▸ **DIRECTION**: Print all the records exactly, please.

━━━━

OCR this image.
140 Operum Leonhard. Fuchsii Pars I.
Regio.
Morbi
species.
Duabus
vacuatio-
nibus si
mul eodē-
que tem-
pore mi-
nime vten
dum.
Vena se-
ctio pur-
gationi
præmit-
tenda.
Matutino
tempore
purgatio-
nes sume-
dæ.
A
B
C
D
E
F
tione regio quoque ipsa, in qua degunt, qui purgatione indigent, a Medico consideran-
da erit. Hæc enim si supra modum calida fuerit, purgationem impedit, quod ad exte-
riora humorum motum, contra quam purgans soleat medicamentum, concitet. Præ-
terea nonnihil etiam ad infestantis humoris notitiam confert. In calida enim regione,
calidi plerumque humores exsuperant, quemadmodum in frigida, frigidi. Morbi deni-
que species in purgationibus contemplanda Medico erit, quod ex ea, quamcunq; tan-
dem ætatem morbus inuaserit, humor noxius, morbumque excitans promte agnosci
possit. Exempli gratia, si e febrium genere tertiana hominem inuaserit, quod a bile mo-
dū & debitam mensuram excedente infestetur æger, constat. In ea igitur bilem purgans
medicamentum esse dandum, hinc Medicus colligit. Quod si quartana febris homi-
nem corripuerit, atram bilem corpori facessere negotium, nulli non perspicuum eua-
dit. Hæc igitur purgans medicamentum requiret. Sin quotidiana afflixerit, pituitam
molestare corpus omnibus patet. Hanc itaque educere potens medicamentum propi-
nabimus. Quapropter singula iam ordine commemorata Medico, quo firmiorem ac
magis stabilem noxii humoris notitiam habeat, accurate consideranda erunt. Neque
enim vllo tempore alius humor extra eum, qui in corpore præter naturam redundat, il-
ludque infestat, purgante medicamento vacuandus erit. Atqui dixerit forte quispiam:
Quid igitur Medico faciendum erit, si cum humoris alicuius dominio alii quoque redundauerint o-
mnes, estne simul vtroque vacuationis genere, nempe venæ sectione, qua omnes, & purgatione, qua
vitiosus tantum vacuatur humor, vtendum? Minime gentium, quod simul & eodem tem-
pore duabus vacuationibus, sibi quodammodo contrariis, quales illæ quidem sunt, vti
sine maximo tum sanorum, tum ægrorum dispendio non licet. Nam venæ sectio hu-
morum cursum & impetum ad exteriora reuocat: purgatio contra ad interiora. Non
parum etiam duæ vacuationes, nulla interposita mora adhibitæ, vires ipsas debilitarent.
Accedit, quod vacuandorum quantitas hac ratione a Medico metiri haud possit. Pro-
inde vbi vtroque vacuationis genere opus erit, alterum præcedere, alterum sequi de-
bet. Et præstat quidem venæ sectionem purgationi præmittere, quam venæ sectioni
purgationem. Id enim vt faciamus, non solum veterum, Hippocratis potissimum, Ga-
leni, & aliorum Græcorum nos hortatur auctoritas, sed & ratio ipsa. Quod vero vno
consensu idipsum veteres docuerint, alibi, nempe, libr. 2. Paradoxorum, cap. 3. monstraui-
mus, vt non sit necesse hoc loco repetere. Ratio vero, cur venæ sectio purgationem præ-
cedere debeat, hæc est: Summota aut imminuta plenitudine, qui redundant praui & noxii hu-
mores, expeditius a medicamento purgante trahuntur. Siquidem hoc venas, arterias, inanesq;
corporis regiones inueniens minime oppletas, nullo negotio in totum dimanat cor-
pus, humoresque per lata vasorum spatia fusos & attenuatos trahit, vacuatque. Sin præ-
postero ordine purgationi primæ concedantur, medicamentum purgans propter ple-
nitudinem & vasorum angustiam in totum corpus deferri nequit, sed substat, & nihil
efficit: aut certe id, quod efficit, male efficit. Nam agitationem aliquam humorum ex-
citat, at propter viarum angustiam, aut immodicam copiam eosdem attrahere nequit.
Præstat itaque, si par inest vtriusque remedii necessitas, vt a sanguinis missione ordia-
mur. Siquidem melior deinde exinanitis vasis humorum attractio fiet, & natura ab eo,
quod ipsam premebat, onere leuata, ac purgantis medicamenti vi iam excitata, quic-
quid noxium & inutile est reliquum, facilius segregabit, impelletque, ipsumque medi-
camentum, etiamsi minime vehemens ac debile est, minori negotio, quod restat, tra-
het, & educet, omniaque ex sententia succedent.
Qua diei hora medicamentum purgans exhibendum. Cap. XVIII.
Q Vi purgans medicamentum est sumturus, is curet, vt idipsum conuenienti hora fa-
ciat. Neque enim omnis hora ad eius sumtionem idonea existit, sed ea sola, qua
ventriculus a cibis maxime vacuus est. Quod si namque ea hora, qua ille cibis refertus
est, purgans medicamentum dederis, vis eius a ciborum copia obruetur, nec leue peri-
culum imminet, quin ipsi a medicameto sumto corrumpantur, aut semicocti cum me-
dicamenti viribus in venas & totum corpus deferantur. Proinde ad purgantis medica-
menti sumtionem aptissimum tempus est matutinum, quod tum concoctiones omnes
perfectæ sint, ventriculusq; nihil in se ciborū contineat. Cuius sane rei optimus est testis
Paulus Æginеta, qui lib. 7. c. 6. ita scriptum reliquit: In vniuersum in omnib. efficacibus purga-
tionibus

━━━━

▸ **COMPLETED EXERCISE**:
OCR this image.
140 Operum Leonhard. Fuchsii Pars I.
Regio.
Morbi
species.
Duabus
vacuatio-
nibus si
mul eodē-
que tem-
pore mi-
nime vten
dum.
Vena se-
ctio pur-
gationi
præmit-
tenda.
Matutino
tempore
purgatio-
nes sume-
dæ.
A
B
C
D
E
F
tione regio quoque ipsa, in qua degunt, qui purgatione indigent, a Medico consideran-
da erit. Hæc enim si supra modum calida fuerit, purgationem impedit, quod ad exte-
riora humorum motum, contra quam purgans soleat medicamentum, concitet. Præ-
terea nonnihil etiam ad infestantis humoris notitiam confert. In calida enim regione,
calidi plerumque humores exsuperant, quemadmodum in frigida, frigidi. Morbi deni-
que species in purgationibus contemplanda Medico erit, quod ex ea, quamcunq; tan-
dem ætatem morbus inuaserit, humor noxius, morbumque excitans promte agnosci
possit. Exempli gratia, si e febrium genere tertiana hominem inuaserit, quod a bile mo-
dū & debitam mensuram excedente infestetur æger, constat. In ea igitur bilem purgans
medicamentum esse dandum, hinc Medicus colligit. Quod si quartana febris homi-
nem corripuerit, atram bilem corpori facessere negotium, nulli non perspicuum eua-
dit. Hæc igitur purgans medicamentum requiret. Sin quotidiana afflixerit, pituitam
molestare corpus omnibus patet. Hanc itaque educere potens medicamentum propi-
nabimus. Quapropter singula iam ordine commemorata Medico, quo firmiorem ac
magis stabilem noxii humoris notitiam habeat, accurate consideranda erunt. Neque
enim vllo tempore alius humor extra eum, qui in corpore præter naturam redundat, il-
ludque infestat, purgante medicamento vacuandus erit. Atqui dixerit forte quispiam:
Quid igitur Medico faciendum erit, si cum humoris alicuius dominio alii quoque redundauerint o-
mnes, estne simul vtroque vacuationis genere, nempe venæ sectione, qua omnes, & purgatione, qua
vitiosus tantum vacuatur humor, vtendum? Minime gentium, quod simul & eodem tem-
pore duabus vacuationibus, sibi quodammodo contrariis, quales illæ quidem sunt, vti
sine maximo tum sanorum, tum ægrorum dispendio non licet. Nam venæ sectio hu-
morum cursum & impetum ad exteriora reuocat: purgatio contra ad interiora. Non
parum etiam duæ vacuationes, nulla interposita mora adhibitæ, vires ipsas debilitarent.
Accedit, quod vacuandorum quantitas hac ratione a Medico metiri haud possit. Pro-
inde vbi vtroque vacuationis genere opus erit, alterum præcedere, alterum sequi de-
bet. Et præstat quidem venæ sectionem purgationi præmittere, quam venæ sectioni
purgationem. Id enim vt faciamus, non solum veterum, Hippocratis potissimum, Ga-
leni, & aliorum Græcorum nos hortatur auctoritas, sed & ratio ipsa. Quod vero vno
consensu idipsum veteres docuerint, alibi, nempe, libr. 2. Paradoxorum, cap. 3. monstraui-
mus, vt non sit necesse hoc loco repetere. Ratio vero, cur venæ sectio purgationem præ-
cedere debeat, hæc est: Summota aut imminuta plenitudine, qui redundant praui & noxii hu-
mores, expeditius a medicamento purgante trahuntur. Siquidem hoc venas, arterias, inanesq;
corporis regiones inueniens minime oppletas, nullo negotio in totum dimanat cor-
pus, humoresque per lata vasorum spatia fusos & attenuatos trahit, vacuatque. Sin præ-
postero ordine purgationi primæ concedantur, medicamentum purgans propter ple-
nitudinem & vasorum angustiam in totum corpus deferri nequit, sed substat, & nihil
efficit: aut certe id, quod efficit, male efficit. Nam agitationem aliquam humorum ex-
citat, at propter viarum angustiam, aut immodicam copiam eosdem attrahere nequit.
Præstat itaque, si par inest vtriusque remedii necessitas, vt a sanguinis missione ordia-
mur. Siquidem melior deinde exinanitis vasis humorum attractio fiet, & natura ab eo,
quod ipsam premebat, onere leuata, ac purgantis medicamenti vi iam excitata, quic-
quid noxium & inutile est reliquum, facilius segregabit, impelletque, ipsumque medi-
camentum, etiamsi minime vehemens ac debile est, minori negotio, quod restat, tra-
het, & educet, omniaque ex sententia succedent.
Qua diei hora medicamentum purgans exhibendum. Cap. XVIII.
Q Vi purgans medicamentum est sumturus, is curet, vt idipsum conuenienti hora fa-
ciat. Neque enim omnis hora ad eius sumtionem idonea existit, sed ea sola, qua
ventriculus a cibis maxime vacuus est. Quod si namque ea hora, qua ille cibis refertus
est, purgans medicamentum dederis, vis eius a ciborum copia obruetur, nec leue peri-
culum imminet, quin ipsi a medicameto sumto corrumpantur, aut semicocti cum me-
dicamenti viribus in venas & totum corpus deferantur. Proinde ad purgantis medica-
menti sumtionem aptissimum tempus est matutinum, quod tum concoctiones omnes
perfectæ sint, ventriculusq; nihil in se ciborū contineat. Cuius sane rei optimus est testis
Paulus Æginеta, qui lib. 7. c. 6. ita scriptum reliquit: In vniuersum in omnib. efficacibus purga-
tionibus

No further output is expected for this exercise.